··· Dataset entries
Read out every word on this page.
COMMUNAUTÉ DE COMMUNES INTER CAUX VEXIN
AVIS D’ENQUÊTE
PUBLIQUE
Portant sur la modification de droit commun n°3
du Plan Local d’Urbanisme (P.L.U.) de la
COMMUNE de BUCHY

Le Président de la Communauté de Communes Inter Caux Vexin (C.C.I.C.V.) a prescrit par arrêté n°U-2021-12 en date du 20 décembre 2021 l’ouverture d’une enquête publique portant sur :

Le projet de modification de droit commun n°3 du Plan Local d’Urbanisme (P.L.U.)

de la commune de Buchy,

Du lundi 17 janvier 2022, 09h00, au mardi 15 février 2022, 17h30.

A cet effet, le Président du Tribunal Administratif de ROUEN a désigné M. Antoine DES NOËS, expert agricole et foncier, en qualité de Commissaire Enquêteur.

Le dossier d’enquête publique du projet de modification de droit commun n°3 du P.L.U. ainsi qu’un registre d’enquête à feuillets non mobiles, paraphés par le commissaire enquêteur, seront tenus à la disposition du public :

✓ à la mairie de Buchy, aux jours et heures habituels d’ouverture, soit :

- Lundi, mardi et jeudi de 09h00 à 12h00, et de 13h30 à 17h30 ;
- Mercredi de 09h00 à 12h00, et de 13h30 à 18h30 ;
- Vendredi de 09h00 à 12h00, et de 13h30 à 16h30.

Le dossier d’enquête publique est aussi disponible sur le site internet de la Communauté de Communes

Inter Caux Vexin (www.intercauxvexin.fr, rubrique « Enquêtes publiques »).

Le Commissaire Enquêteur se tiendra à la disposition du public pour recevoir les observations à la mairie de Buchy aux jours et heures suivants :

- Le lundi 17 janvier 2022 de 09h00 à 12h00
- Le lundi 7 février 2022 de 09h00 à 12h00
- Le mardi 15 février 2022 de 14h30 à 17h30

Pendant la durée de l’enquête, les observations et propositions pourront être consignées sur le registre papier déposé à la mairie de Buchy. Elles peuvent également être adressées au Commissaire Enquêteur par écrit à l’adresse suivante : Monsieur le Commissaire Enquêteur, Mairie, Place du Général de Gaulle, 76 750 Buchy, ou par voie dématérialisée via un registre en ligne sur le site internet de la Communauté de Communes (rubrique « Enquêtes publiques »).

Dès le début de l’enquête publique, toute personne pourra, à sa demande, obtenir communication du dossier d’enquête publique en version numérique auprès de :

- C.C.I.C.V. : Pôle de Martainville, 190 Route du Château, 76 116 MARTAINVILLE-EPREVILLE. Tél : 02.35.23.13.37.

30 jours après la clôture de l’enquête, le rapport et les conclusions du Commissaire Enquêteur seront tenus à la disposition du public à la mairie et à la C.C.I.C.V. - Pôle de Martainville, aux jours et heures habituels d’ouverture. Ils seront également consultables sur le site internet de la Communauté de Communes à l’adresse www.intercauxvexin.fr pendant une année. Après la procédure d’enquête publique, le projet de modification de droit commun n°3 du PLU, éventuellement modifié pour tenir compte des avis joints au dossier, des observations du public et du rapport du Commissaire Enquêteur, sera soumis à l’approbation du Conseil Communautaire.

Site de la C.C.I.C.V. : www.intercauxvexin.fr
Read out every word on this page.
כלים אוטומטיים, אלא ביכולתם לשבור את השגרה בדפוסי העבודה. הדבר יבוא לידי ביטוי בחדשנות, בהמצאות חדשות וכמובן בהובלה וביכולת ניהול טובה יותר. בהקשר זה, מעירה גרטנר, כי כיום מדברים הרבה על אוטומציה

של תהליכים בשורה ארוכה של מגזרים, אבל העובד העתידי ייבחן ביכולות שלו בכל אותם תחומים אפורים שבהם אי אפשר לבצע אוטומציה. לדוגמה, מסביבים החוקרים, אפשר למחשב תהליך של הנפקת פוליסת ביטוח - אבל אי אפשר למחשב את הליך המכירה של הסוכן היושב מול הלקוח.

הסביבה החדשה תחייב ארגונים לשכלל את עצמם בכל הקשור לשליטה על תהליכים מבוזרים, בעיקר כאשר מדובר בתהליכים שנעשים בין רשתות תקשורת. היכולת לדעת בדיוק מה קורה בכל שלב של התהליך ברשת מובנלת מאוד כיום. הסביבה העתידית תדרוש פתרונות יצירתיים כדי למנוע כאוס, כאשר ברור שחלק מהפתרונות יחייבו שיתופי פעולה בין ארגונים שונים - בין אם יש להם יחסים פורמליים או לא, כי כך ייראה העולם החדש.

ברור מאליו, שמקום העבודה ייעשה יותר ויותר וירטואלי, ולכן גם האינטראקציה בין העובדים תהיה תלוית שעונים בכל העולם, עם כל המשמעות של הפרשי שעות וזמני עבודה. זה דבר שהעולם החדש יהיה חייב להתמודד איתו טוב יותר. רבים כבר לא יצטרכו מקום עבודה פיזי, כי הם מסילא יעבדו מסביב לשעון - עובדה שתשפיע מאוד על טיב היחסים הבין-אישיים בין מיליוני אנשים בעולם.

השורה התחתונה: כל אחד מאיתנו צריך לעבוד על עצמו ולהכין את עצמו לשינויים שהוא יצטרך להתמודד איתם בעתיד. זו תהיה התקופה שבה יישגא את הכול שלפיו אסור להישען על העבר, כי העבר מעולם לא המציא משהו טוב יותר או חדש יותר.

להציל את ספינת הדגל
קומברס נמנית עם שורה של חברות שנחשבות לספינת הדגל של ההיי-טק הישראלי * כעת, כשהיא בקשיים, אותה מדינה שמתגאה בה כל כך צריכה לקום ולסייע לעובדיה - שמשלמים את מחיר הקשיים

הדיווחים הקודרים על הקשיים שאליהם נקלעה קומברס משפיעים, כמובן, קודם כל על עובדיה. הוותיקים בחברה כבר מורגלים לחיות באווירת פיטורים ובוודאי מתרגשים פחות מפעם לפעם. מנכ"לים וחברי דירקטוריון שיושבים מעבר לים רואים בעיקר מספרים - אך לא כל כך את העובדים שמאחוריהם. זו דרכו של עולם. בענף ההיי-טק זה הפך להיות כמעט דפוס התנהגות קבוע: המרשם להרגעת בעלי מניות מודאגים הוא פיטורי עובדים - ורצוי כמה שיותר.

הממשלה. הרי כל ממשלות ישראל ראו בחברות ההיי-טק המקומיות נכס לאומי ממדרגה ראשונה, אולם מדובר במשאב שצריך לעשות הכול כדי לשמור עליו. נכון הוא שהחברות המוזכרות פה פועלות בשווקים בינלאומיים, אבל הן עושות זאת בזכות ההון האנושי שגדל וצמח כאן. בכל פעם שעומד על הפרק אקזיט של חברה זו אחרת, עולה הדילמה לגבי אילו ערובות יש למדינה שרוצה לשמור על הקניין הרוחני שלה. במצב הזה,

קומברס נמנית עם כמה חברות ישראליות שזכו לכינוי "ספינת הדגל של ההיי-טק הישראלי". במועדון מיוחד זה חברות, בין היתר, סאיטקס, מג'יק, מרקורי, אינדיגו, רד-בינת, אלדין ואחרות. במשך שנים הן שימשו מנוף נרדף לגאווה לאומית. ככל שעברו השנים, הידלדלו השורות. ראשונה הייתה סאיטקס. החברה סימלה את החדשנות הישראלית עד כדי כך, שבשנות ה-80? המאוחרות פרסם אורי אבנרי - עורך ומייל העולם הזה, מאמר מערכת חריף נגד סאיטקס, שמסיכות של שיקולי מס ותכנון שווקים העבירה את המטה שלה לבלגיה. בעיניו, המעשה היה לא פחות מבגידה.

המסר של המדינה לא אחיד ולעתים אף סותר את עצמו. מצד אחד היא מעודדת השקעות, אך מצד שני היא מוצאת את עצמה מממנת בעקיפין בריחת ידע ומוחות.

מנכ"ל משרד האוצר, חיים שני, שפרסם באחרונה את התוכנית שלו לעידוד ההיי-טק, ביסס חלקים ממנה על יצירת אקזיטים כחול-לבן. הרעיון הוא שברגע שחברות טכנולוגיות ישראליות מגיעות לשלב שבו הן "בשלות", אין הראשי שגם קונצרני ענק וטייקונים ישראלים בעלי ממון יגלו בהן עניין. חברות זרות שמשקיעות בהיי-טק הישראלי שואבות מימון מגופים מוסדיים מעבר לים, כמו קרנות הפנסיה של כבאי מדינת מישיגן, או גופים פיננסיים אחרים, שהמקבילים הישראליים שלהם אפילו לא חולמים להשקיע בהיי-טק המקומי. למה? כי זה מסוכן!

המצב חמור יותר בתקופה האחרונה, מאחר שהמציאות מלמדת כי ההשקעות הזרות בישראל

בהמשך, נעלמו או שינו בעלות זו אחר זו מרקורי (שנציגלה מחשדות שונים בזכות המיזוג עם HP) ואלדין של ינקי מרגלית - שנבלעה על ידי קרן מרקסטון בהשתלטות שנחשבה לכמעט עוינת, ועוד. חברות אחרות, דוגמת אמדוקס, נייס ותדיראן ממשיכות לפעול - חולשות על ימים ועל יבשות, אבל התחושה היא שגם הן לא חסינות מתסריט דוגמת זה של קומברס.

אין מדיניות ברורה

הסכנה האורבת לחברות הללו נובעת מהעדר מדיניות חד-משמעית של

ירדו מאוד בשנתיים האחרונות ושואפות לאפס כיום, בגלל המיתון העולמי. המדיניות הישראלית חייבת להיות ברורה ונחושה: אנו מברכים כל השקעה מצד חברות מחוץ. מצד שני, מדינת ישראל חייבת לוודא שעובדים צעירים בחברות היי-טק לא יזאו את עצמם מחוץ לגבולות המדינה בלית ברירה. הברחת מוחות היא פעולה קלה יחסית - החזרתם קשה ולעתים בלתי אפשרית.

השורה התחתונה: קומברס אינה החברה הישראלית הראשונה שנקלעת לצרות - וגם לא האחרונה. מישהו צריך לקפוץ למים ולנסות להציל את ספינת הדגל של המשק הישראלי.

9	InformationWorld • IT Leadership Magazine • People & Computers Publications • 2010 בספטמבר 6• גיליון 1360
······
What needs to be done: Identify lines with the string "השורה". Copy each one.

Exercise answer:
השורה התחתונה: כל אחד מאיתנו צריך לעבוד על עצמו ולהכין את עצמו לשינויים שהוא יצטרך להתמודד איתם בעתיד. זו תהיה התקופה שבה יישגא את הכול שלפיו אסור להישען על העבר, כי העבר מעולם לא המציא משהו טוב יותר או חדש יותר.
השורה התחתונה: קומברס אינה החברה הישראלית הראשונה שנקלעת לצרות - וגם לא האחרונה. מישהו צריך לקפוץ למים ולנסות להציל את ספינת הדגל של המשק הישראלי.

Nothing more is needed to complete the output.